» **Instructions for the task**
Quote all of the data that follows exactly as written, skipping the images.

* * *

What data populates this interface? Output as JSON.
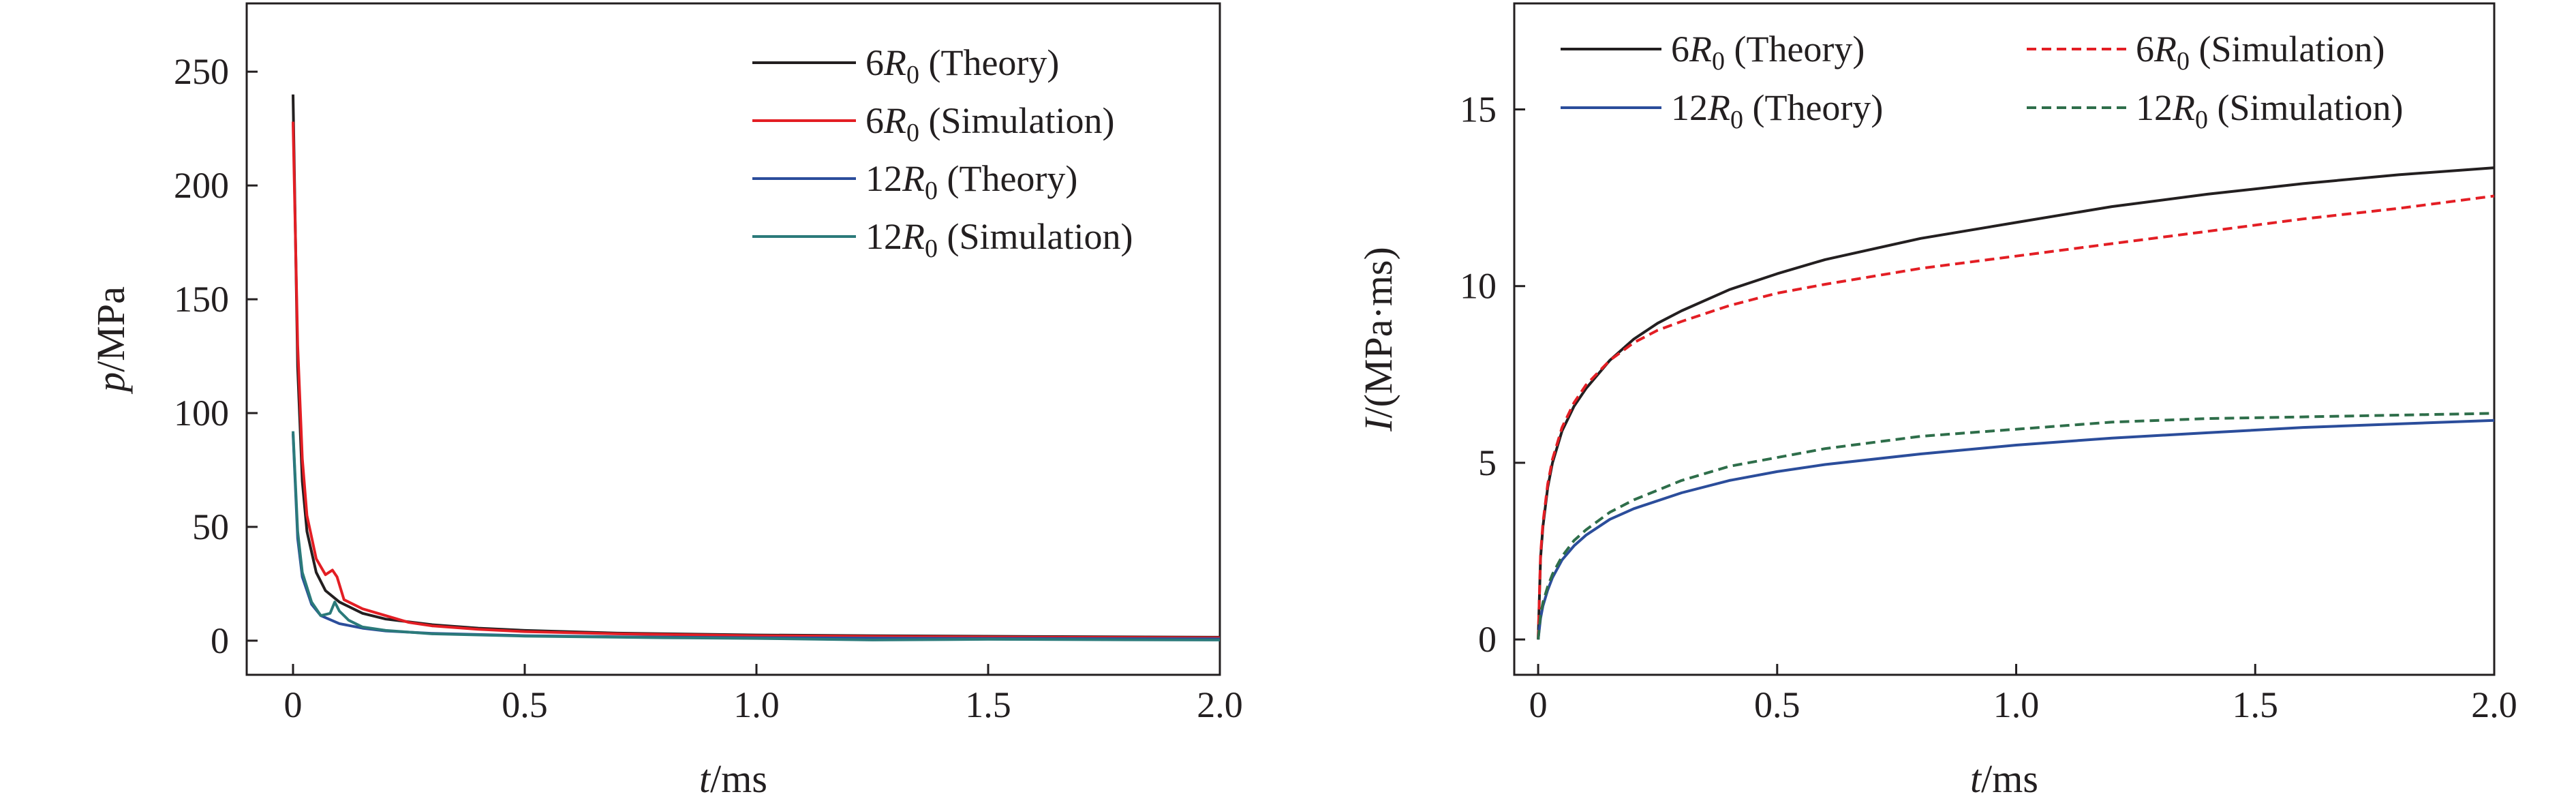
{
  "chart_data": [
    {
      "type": "line",
      "panel": "left",
      "title": "",
      "xlabel": {
        "var": "t",
        "unit": "/ms"
      },
      "ylabel": {
        "var": "p",
        "unit": "/MPa"
      },
      "xlim": [
        -0.1,
        2.0
      ],
      "ylim": [
        -15,
        280
      ],
      "xticks": [
        0,
        0.5,
        1.0,
        1.5,
        2.0
      ],
      "xtick_labels": [
        "0",
        "0.5",
        "1.0",
        "1.5",
        "2.0"
      ],
      "yticks": [
        0,
        50,
        100,
        150,
        200,
        250
      ],
      "ytick_labels": [
        "0",
        "50",
        "100",
        "150",
        "200",
        "250"
      ],
      "legend_position": "top-right",
      "series": [
        {
          "name": "6R0 (Theory)",
          "legend": {
            "prefix": "6",
            "var": "R",
            "sub": "0",
            "suffix": " (Theory)"
          },
          "color": "#231f20",
          "dash": "solid",
          "x": [
            0,
            0.01,
            0.02,
            0.03,
            0.05,
            0.07,
            0.1,
            0.15,
            0.2,
            0.3,
            0.4,
            0.5,
            0.7,
            1.0,
            1.3,
            1.6,
            2.0
          ],
          "y": [
            240,
            120,
            70,
            48,
            30,
            22,
            17,
            12,
            9.5,
            7,
            5.5,
            4.5,
            3.3,
            2.5,
            2.1,
            1.8,
            1.5
          ]
        },
        {
          "name": "6R0 (Simulation)",
          "legend": {
            "prefix": "6",
            "var": "R",
            "sub": "0",
            "suffix": " (Simulation)"
          },
          "color": "#e31e24",
          "dash": "solid",
          "x": [
            0,
            0.01,
            0.02,
            0.03,
            0.05,
            0.07,
            0.085,
            0.095,
            0.11,
            0.15,
            0.2,
            0.25,
            0.3,
            0.4,
            0.5,
            0.7,
            1.0,
            1.3,
            1.6,
            2.0
          ],
          "y": [
            228,
            130,
            80,
            55,
            36,
            29,
            31,
            28,
            18,
            14,
            11,
            8,
            6.5,
            5,
            4,
            3,
            2.2,
            1.8,
            1.5,
            1.3
          ]
        },
        {
          "name": "12R0 (Theory)",
          "legend": {
            "prefix": "12",
            "var": "R",
            "sub": "0",
            "suffix": " (Theory)"
          },
          "color": "#2b4d9b",
          "dash": "solid",
          "x": [
            0,
            0.01,
            0.02,
            0.04,
            0.06,
            0.1,
            0.15,
            0.2,
            0.3,
            0.5,
            0.7,
            1.0,
            1.5,
            2.0
          ],
          "y": [
            91,
            45,
            28,
            16,
            11,
            7.5,
            5.5,
            4.3,
            3.2,
            2.2,
            1.7,
            1.3,
            1.0,
            0.8
          ]
        },
        {
          "name": "12R0 (Simulation)",
          "legend": {
            "prefix": "12",
            "var": "R",
            "sub": "0",
            "suffix": " (Simulation)"
          },
          "color": "#2b7a7a",
          "dash": "solid",
          "x": [
            0,
            0.01,
            0.02,
            0.04,
            0.06,
            0.08,
            0.09,
            0.1,
            0.12,
            0.15,
            0.2,
            0.3,
            0.5,
            0.8,
            1.0,
            1.25,
            1.5,
            1.8,
            2.0
          ],
          "y": [
            92,
            48,
            30,
            17,
            11,
            12,
            17,
            13,
            9,
            6,
            4.5,
            3,
            2,
            1.3,
            1,
            0.3,
            0.6,
            0.4,
            0.3
          ]
        }
      ]
    },
    {
      "type": "line",
      "panel": "right",
      "title": "",
      "xlabel": {
        "var": "t",
        "unit": "/ms"
      },
      "ylabel": {
        "var": "I",
        "unit": "/(MPa·ms)"
      },
      "xlim": [
        -0.05,
        2.0
      ],
      "ylim": [
        -1,
        18
      ],
      "xticks": [
        0,
        0.5,
        1.0,
        1.5,
        2.0
      ],
      "xtick_labels": [
        "0",
        "0.5",
        "1.0",
        "1.5",
        "2.0"
      ],
      "yticks": [
        0,
        5,
        10,
        15
      ],
      "ytick_labels": [
        "0",
        "5",
        "10",
        "15"
      ],
      "legend_position": "top",
      "series": [
        {
          "name": "6R0 (Theory)",
          "legend": {
            "prefix": "6",
            "var": "R",
            "sub": "0",
            "suffix": " (Theory)"
          },
          "color": "#231f20",
          "dash": "solid",
          "x": [
            0,
            0.005,
            0.01,
            0.02,
            0.03,
            0.05,
            0.075,
            0.1,
            0.15,
            0.2,
            0.25,
            0.3,
            0.4,
            0.5,
            0.6,
            0.8,
            1.0,
            1.2,
            1.4,
            1.6,
            1.8,
            2.0
          ],
          "y": [
            0,
            2.3,
            3.2,
            4.3,
            5.0,
            5.9,
            6.6,
            7.1,
            7.9,
            8.5,
            8.95,
            9.3,
            9.9,
            10.35,
            10.75,
            11.35,
            11.8,
            12.25,
            12.6,
            12.9,
            13.15,
            13.35
          ]
        },
        {
          "name": "6R0 (Simulation)",
          "legend": {
            "prefix": "6",
            "var": "R",
            "sub": "0",
            "suffix": " (Simulation)"
          },
          "color": "#e31e24",
          "dash": "dashed",
          "x": [
            0,
            0.005,
            0.01,
            0.02,
            0.03,
            0.05,
            0.075,
            0.1,
            0.15,
            0.2,
            0.25,
            0.3,
            0.4,
            0.5,
            0.6,
            0.8,
            1.0,
            1.2,
            1.4,
            1.6,
            1.8,
            2.0
          ],
          "y": [
            0,
            2.4,
            3.3,
            4.4,
            5.1,
            6.0,
            6.7,
            7.2,
            7.9,
            8.4,
            8.75,
            9.0,
            9.45,
            9.8,
            10.05,
            10.5,
            10.85,
            11.2,
            11.55,
            11.9,
            12.2,
            12.55
          ]
        },
        {
          "name": "12R0 (Theory)",
          "legend": {
            "prefix": "12",
            "var": "R",
            "sub": "0",
            "suffix": " (Theory)"
          },
          "color": "#2b4d9b",
          "dash": "solid",
          "x": [
            0,
            0.005,
            0.01,
            0.02,
            0.03,
            0.05,
            0.075,
            0.1,
            0.15,
            0.2,
            0.3,
            0.4,
            0.5,
            0.6,
            0.8,
            1.0,
            1.2,
            1.4,
            1.6,
            1.8,
            2.0
          ],
          "y": [
            0,
            0.6,
            0.95,
            1.4,
            1.75,
            2.25,
            2.65,
            2.95,
            3.4,
            3.7,
            4.15,
            4.5,
            4.75,
            4.95,
            5.25,
            5.5,
            5.7,
            5.85,
            6.0,
            6.1,
            6.2
          ]
        },
        {
          "name": "12R0 (Simulation)",
          "legend": {
            "prefix": "12",
            "var": "R",
            "sub": "0",
            "suffix": " (Simulation)"
          },
          "color": "#2e6e4a",
          "dash": "dashed",
          "x": [
            0,
            0.005,
            0.01,
            0.02,
            0.03,
            0.05,
            0.075,
            0.1,
            0.15,
            0.2,
            0.3,
            0.4,
            0.5,
            0.6,
            0.8,
            1.0,
            1.2,
            1.4,
            1.6,
            1.8,
            2.0
          ],
          "y": [
            0,
            0.7,
            1.05,
            1.5,
            1.85,
            2.35,
            2.8,
            3.1,
            3.6,
            3.95,
            4.5,
            4.9,
            5.15,
            5.4,
            5.75,
            5.95,
            6.15,
            6.25,
            6.3,
            6.35,
            6.4
          ]
        }
      ]
    }
  ]
}
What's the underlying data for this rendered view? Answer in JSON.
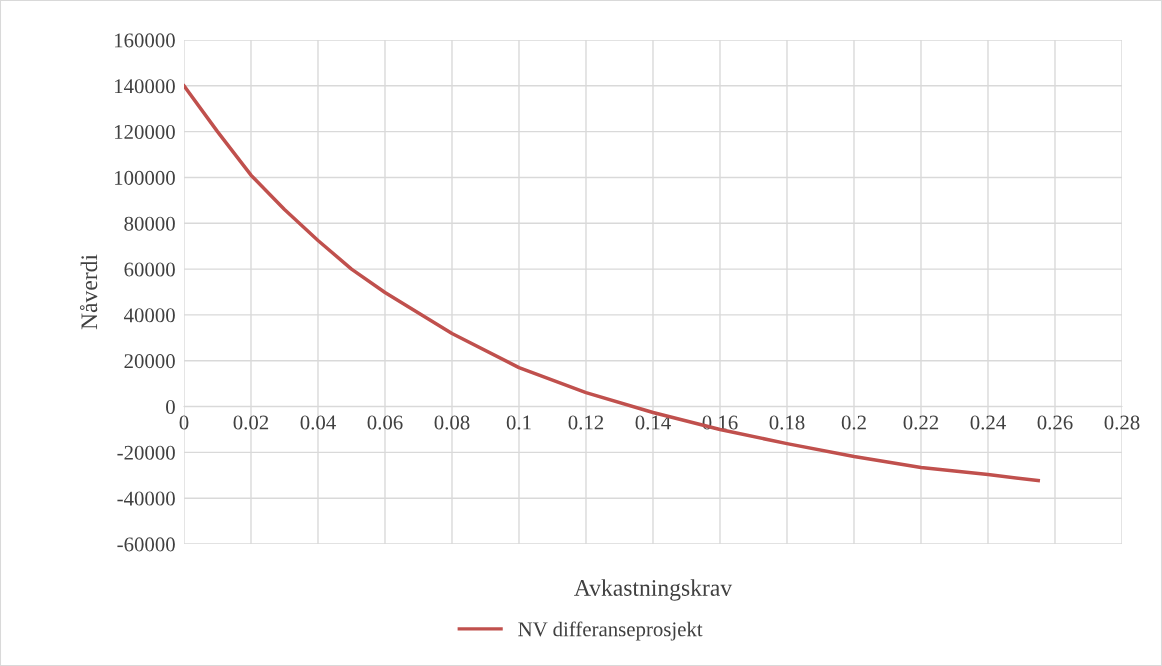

* * *

» **Solution to the problem**
What data populates this interface? Output as JSON.
{
  "chart_data": [
    {
      "type": "line",
      "panel": "left",
      "title": "",
      "xlabel": {
        "var": "t",
        "unit": "/ms"
      },
      "ylabel": {
        "var": "p",
        "unit": "/MPa"
      },
      "xlim": [
        -0.1,
        2.0
      ],
      "ylim": [
        -15,
        280
      ],
      "xticks": [
        0,
        0.5,
        1.0,
        1.5,
        2.0
      ],
      "xtick_labels": [
        "0",
        "0.5",
        "1.0",
        "1.5",
        "2.0"
      ],
      "yticks": [
        0,
        50,
        100,
        150,
        200,
        250
      ],
      "ytick_labels": [
        "0",
        "50",
        "100",
        "150",
        "200",
        "250"
      ],
      "legend_position": "top-right",
      "series": [
        {
          "name": "6R0 (Theory)",
          "legend": {
            "prefix": "6",
            "var": "R",
            "sub": "0",
            "suffix": " (Theory)"
          },
          "color": "#231f20",
          "dash": "solid",
          "x": [
            0,
            0.01,
            0.02,
            0.03,
            0.05,
            0.07,
            0.1,
            0.15,
            0.2,
            0.3,
            0.4,
            0.5,
            0.7,
            1.0,
            1.3,
            1.6,
            2.0
          ],
          "y": [
            240,
            120,
            70,
            48,
            30,
            22,
            17,
            12,
            9.5,
            7,
            5.5,
            4.5,
            3.3,
            2.5,
            2.1,
            1.8,
            1.5
          ]
        },
        {
          "name": "6R0 (Simulation)",
          "legend": {
            "prefix": "6",
            "var": "R",
            "sub": "0",
            "suffix": " (Simulation)"
          },
          "color": "#e31e24",
          "dash": "solid",
          "x": [
            0,
            0.01,
            0.02,
            0.03,
            0.05,
            0.07,
            0.085,
            0.095,
            0.11,
            0.15,
            0.2,
            0.25,
            0.3,
            0.4,
            0.5,
            0.7,
            1.0,
            1.3,
            1.6,
            2.0
          ],
          "y": [
            228,
            130,
            80,
            55,
            36,
            29,
            31,
            28,
            18,
            14,
            11,
            8,
            6.5,
            5,
            4,
            3,
            2.2,
            1.8,
            1.5,
            1.3
          ]
        },
        {
          "name": "12R0 (Theory)",
          "legend": {
            "prefix": "12",
            "var": "R",
            "sub": "0",
            "suffix": " (Theory)"
          },
          "color": "#2b4d9b",
          "dash": "solid",
          "x": [
            0,
            0.01,
            0.02,
            0.04,
            0.06,
            0.1,
            0.15,
            0.2,
            0.3,
            0.5,
            0.7,
            1.0,
            1.5,
            2.0
          ],
          "y": [
            91,
            45,
            28,
            16,
            11,
            7.5,
            5.5,
            4.3,
            3.2,
            2.2,
            1.7,
            1.3,
            1.0,
            0.8
          ]
        },
        {
          "name": "12R0 (Simulation)",
          "legend": {
            "prefix": "12",
            "var": "R",
            "sub": "0",
            "suffix": " (Simulation)"
          },
          "color": "#2b7a7a",
          "dash": "solid",
          "x": [
            0,
            0.01,
            0.02,
            0.04,
            0.06,
            0.08,
            0.09,
            0.1,
            0.12,
            0.15,
            0.2,
            0.3,
            0.5,
            0.8,
            1.0,
            1.25,
            1.5,
            1.8,
            2.0
          ],
          "y": [
            92,
            48,
            30,
            17,
            11,
            12,
            17,
            13,
            9,
            6,
            4.5,
            3,
            2,
            1.3,
            1,
            0.3,
            0.6,
            0.4,
            0.3
          ]
        }
      ]
    },
    {
      "type": "line",
      "panel": "right",
      "title": "",
      "xlabel": {
        "var": "t",
        "unit": "/ms"
      },
      "ylabel": {
        "var": "I",
        "unit": "/(MPa·ms)"
      },
      "xlim": [
        -0.05,
        2.0
      ],
      "ylim": [
        -1,
        18
      ],
      "xticks": [
        0,
        0.5,
        1.0,
        1.5,
        2.0
      ],
      "xtick_labels": [
        "0",
        "0.5",
        "1.0",
        "1.5",
        "2.0"
      ],
      "yticks": [
        0,
        5,
        10,
        15
      ],
      "ytick_labels": [
        "0",
        "5",
        "10",
        "15"
      ],
      "legend_position": "top",
      "series": [
        {
          "name": "6R0 (Theory)",
          "legend": {
            "prefix": "6",
            "var": "R",
            "sub": "0",
            "suffix": " (Theory)"
          },
          "color": "#231f20",
          "dash": "solid",
          "x": [
            0,
            0.005,
            0.01,
            0.02,
            0.03,
            0.05,
            0.075,
            0.1,
            0.15,
            0.2,
            0.25,
            0.3,
            0.4,
            0.5,
            0.6,
            0.8,
            1.0,
            1.2,
            1.4,
            1.6,
            1.8,
            2.0
          ],
          "y": [
            0,
            2.3,
            3.2,
            4.3,
            5.0,
            5.9,
            6.6,
            7.1,
            7.9,
            8.5,
            8.95,
            9.3,
            9.9,
            10.35,
            10.75,
            11.35,
            11.8,
            12.25,
            12.6,
            12.9,
            13.15,
            13.35
          ]
        },
        {
          "name": "6R0 (Simulation)",
          "legend": {
            "prefix": "6",
            "var": "R",
            "sub": "0",
            "suffix": " (Simulation)"
          },
          "color": "#e31e24",
          "dash": "dashed",
          "x": [
            0,
            0.005,
            0.01,
            0.02,
            0.03,
            0.05,
            0.075,
            0.1,
            0.15,
            0.2,
            0.25,
            0.3,
            0.4,
            0.5,
            0.6,
            0.8,
            1.0,
            1.2,
            1.4,
            1.6,
            1.8,
            2.0
          ],
          "y": [
            0,
            2.4,
            3.3,
            4.4,
            5.1,
            6.0,
            6.7,
            7.2,
            7.9,
            8.4,
            8.75,
            9.0,
            9.45,
            9.8,
            10.05,
            10.5,
            10.85,
            11.2,
            11.55,
            11.9,
            12.2,
            12.55
          ]
        },
        {
          "name": "12R0 (Theory)",
          "legend": {
            "prefix": "12",
            "var": "R",
            "sub": "0",
            "suffix": " (Theory)"
          },
          "color": "#2b4d9b",
          "dash": "solid",
          "x": [
            0,
            0.005,
            0.01,
            0.02,
            0.03,
            0.05,
            0.075,
            0.1,
            0.15,
            0.2,
            0.3,
            0.4,
            0.5,
            0.6,
            0.8,
            1.0,
            1.2,
            1.4,
            1.6,
            1.8,
            2.0
          ],
          "y": [
            0,
            0.6,
            0.95,
            1.4,
            1.75,
            2.25,
            2.65,
            2.95,
            3.4,
            3.7,
            4.15,
            4.5,
            4.75,
            4.95,
            5.25,
            5.5,
            5.7,
            5.85,
            6.0,
            6.1,
            6.2
          ]
        },
        {
          "name": "12R0 (Simulation)",
          "legend": {
            "prefix": "12",
            "var": "R",
            "sub": "0",
            "suffix": " (Simulation)"
          },
          "color": "#2e6e4a",
          "dash": "dashed",
          "x": [
            0,
            0.005,
            0.01,
            0.02,
            0.03,
            0.05,
            0.075,
            0.1,
            0.15,
            0.2,
            0.3,
            0.4,
            0.5,
            0.6,
            0.8,
            1.0,
            1.2,
            1.4,
            1.6,
            1.8,
            2.0
          ],
          "y": [
            0,
            0.7,
            1.05,
            1.5,
            1.85,
            2.35,
            2.8,
            3.1,
            3.6,
            3.95,
            4.5,
            4.9,
            5.15,
            5.4,
            5.75,
            5.95,
            6.15,
            6.25,
            6.3,
            6.35,
            6.4
          ]
        }
      ]
    }
  ]
}
What's the underlying data for this rendered view? Answer in JSON.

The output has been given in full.